What you will do ->
Copy every line of the records below where the word "size" occurs.

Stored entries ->
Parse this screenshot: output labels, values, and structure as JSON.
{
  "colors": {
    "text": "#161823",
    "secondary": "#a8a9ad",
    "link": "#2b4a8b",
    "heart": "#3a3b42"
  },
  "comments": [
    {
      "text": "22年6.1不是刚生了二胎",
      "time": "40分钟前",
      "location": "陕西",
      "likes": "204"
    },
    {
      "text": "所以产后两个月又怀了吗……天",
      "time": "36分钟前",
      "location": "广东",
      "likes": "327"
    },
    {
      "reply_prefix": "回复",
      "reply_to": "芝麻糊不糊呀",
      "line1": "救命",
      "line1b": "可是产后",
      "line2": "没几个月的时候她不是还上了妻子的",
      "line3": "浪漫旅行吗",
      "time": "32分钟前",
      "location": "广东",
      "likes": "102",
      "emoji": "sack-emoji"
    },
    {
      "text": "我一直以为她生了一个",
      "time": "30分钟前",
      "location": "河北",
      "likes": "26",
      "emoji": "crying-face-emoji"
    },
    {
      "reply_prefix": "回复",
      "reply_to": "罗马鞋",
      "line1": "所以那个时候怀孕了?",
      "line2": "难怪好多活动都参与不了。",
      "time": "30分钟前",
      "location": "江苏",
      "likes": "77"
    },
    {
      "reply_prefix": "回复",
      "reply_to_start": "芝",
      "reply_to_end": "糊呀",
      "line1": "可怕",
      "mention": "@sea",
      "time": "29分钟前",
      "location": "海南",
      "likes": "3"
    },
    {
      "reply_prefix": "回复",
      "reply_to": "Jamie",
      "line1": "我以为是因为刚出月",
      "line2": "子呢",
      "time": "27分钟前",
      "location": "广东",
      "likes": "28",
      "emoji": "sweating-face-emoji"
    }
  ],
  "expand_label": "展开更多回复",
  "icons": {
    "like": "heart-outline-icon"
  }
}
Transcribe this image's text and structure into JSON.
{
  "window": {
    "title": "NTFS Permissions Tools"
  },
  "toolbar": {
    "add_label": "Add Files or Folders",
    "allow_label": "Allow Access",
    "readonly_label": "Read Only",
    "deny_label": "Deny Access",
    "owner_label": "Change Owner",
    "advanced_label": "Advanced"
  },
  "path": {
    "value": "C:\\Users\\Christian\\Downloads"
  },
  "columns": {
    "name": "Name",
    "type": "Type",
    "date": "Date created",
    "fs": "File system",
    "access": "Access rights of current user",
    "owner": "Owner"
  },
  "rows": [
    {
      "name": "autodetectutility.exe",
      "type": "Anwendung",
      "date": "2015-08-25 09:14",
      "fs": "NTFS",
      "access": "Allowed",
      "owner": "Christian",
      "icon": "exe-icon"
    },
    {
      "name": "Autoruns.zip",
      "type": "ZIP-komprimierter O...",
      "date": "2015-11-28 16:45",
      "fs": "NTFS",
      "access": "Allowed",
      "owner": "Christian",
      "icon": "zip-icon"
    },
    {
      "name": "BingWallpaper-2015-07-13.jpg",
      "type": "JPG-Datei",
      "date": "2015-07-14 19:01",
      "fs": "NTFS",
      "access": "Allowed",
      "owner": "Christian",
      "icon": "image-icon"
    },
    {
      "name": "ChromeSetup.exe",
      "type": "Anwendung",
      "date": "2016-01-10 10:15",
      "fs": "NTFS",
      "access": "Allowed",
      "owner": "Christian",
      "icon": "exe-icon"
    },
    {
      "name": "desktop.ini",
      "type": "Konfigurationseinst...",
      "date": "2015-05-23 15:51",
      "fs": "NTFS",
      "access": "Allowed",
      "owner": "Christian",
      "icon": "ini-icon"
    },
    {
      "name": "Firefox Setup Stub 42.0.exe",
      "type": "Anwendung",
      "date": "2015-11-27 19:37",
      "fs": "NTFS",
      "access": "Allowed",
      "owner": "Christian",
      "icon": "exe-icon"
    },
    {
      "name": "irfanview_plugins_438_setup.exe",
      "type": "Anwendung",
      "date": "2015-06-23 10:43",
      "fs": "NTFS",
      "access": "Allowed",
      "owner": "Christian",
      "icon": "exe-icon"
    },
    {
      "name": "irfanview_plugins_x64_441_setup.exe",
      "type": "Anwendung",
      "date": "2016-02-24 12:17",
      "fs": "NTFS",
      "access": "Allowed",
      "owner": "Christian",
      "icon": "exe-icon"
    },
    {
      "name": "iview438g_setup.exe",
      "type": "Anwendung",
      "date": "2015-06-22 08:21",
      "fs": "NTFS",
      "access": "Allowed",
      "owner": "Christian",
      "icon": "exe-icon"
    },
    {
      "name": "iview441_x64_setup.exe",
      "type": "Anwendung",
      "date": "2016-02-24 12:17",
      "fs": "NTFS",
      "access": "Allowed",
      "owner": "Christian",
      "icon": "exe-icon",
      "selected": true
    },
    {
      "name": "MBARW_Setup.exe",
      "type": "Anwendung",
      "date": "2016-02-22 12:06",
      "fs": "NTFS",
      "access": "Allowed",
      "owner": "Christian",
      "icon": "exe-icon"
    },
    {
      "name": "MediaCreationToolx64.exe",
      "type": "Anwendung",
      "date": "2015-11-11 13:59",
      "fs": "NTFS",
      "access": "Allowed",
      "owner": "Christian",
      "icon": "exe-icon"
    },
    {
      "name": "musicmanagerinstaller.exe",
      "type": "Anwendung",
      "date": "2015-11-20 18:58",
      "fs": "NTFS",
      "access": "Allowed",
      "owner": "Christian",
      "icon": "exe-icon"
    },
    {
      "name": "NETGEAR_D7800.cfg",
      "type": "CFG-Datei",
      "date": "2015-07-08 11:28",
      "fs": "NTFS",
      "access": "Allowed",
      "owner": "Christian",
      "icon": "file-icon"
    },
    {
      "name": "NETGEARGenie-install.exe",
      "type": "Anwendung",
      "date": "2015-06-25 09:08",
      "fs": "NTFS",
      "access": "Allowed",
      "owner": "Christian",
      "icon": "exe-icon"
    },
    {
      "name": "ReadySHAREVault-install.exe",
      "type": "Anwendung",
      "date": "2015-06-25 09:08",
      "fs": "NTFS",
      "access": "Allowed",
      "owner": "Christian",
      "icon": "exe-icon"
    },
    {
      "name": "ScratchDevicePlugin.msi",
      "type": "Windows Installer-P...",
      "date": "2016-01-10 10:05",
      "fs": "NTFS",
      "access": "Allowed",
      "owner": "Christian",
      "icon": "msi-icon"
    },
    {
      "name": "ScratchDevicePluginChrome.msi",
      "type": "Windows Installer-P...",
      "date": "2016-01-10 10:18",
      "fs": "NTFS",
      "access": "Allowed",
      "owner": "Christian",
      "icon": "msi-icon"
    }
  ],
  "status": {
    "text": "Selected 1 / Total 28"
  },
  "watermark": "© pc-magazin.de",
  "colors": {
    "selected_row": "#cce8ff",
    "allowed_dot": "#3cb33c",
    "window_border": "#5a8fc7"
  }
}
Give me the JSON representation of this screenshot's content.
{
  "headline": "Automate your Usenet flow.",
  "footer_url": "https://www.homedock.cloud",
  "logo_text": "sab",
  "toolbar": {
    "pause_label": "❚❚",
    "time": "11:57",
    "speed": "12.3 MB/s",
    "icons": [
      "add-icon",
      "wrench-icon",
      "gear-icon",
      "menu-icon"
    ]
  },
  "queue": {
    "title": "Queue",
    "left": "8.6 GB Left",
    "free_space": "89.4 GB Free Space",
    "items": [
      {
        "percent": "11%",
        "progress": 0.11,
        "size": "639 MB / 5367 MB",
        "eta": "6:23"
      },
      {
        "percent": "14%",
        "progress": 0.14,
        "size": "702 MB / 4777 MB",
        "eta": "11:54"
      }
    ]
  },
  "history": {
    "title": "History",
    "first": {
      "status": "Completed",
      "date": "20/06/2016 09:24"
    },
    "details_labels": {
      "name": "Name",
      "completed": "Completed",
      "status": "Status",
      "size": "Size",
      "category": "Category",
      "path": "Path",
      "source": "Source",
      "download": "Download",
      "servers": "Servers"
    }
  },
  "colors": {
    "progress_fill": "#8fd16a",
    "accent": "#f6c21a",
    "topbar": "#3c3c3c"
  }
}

Result of the exercise ->
        "size": "639 MB / 5367 MB",
        "size": "702 MB / 4777 MB",
      "size": "Size",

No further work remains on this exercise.